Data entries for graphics
====

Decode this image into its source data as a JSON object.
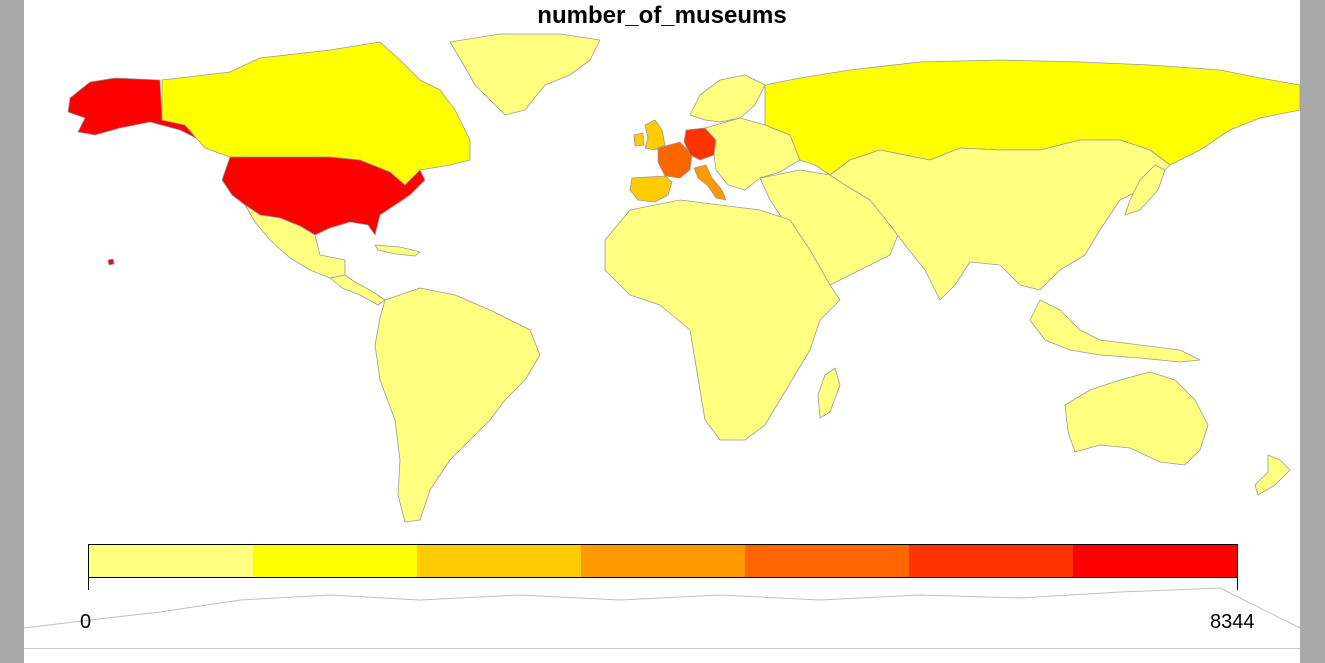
{
  "title": "number_of_museums",
  "legend": {
    "min_label": "0",
    "max_label": "8344",
    "colors": [
      "#ffff80",
      "#ffff00",
      "#ffcc00",
      "#ff9900",
      "#ff6600",
      "#ff3300",
      "#ff0000"
    ]
  },
  "map_colors": {
    "default": "#ffff80",
    "canada": "#ffff00",
    "russia": "#ffff00",
    "greenland": "#ffff80",
    "usa": "#ff0000",
    "alaska": "#ff0000",
    "hawaii": "#ff0000",
    "uk": "#ffcc00",
    "spain": "#ffcc00",
    "france": "#ff6600",
    "germany": "#ff3300",
    "italy": "#ff9900",
    "border": "#9a9a9a",
    "antarctica_outline": "#c0c0c0"
  }
}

====

## TASK DETAILS
Repeat the material above in full and exactly, omitting the pictures.

## RESPONSE TO THE TASK
Decode this image into its source data as a JSON object.
{
  "title": "number_of_museums",
  "legend": {
    "min_label": "0",
    "max_label": "8344",
    "colors": [
      "#ffff80",
      "#ffff00",
      "#ffcc00",
      "#ff9900",
      "#ff6600",
      "#ff3300",
      "#ff0000"
    ]
  },
  "map_colors": {
    "default": "#ffff80",
    "canada": "#ffff00",
    "russia": "#ffff00",
    "greenland": "#ffff80",
    "usa": "#ff0000",
    "alaska": "#ff0000",
    "hawaii": "#ff0000",
    "uk": "#ffcc00",
    "spain": "#ffcc00",
    "france": "#ff6600",
    "germany": "#ff3300",
    "italy": "#ff9900",
    "border": "#9a9a9a",
    "antarctica_outline": "#c0c0c0"
  }
}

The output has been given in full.